**SHORT TASK:** Extract the complete listing and repeat it word for word.

####

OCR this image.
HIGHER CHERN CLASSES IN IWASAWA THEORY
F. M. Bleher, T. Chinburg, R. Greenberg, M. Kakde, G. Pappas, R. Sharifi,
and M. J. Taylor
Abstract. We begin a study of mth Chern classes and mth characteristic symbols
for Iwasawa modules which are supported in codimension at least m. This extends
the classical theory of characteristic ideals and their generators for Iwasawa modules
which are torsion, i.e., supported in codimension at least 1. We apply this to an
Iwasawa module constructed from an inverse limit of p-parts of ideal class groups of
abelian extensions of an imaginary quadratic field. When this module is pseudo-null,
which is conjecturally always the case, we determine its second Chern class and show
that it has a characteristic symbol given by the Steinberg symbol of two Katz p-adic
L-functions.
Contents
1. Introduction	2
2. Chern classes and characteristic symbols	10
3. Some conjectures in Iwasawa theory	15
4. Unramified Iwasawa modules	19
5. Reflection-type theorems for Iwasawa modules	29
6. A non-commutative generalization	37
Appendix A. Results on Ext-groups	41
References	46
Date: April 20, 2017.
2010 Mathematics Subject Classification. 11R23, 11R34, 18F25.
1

####

**TASK RESPONSE:**
OCR this image.
HIGHER CHERN CLASSES IN IWASAWA THEORY
F. M. Bleher, T. Chinburg, R. Greenberg, M. Kakde, G. Pappas, R. Sharifi,
and M. J. Taylor
Abstract. We begin a study of mth Chern classes and mth characteristic symbols
for Iwasawa modules which are supported in codimension at least m. This extends
the classical theory of characteristic ideals and their generators for Iwasawa modules
which are torsion, i.e., supported in codimension at least 1. We apply this to an
Iwasawa module constructed from an inverse limit of p-parts of ideal class groups of
abelian extensions of an imaginary quadratic field. When this module is pseudo-null,
which is conjecturally always the case, we determine its second Chern class and show
that it has a characteristic symbol given by the Steinberg symbol of two Katz p-adic
L-functions.
Contents
1. Introduction	2
2. Chern classes and characteristic symbols	10
3. Some conjectures in Iwasawa theory	15
4. Unramified Iwasawa modules	19
5. Reflection-type theorems for Iwasawa modules	29
6. A non-commutative generalization	37
Appendix A. Results on Ext-groups	41
References	46
Date: April 20, 2017.
2010 Mathematics Subject Classification. 11R23, 11R34, 18F25.
1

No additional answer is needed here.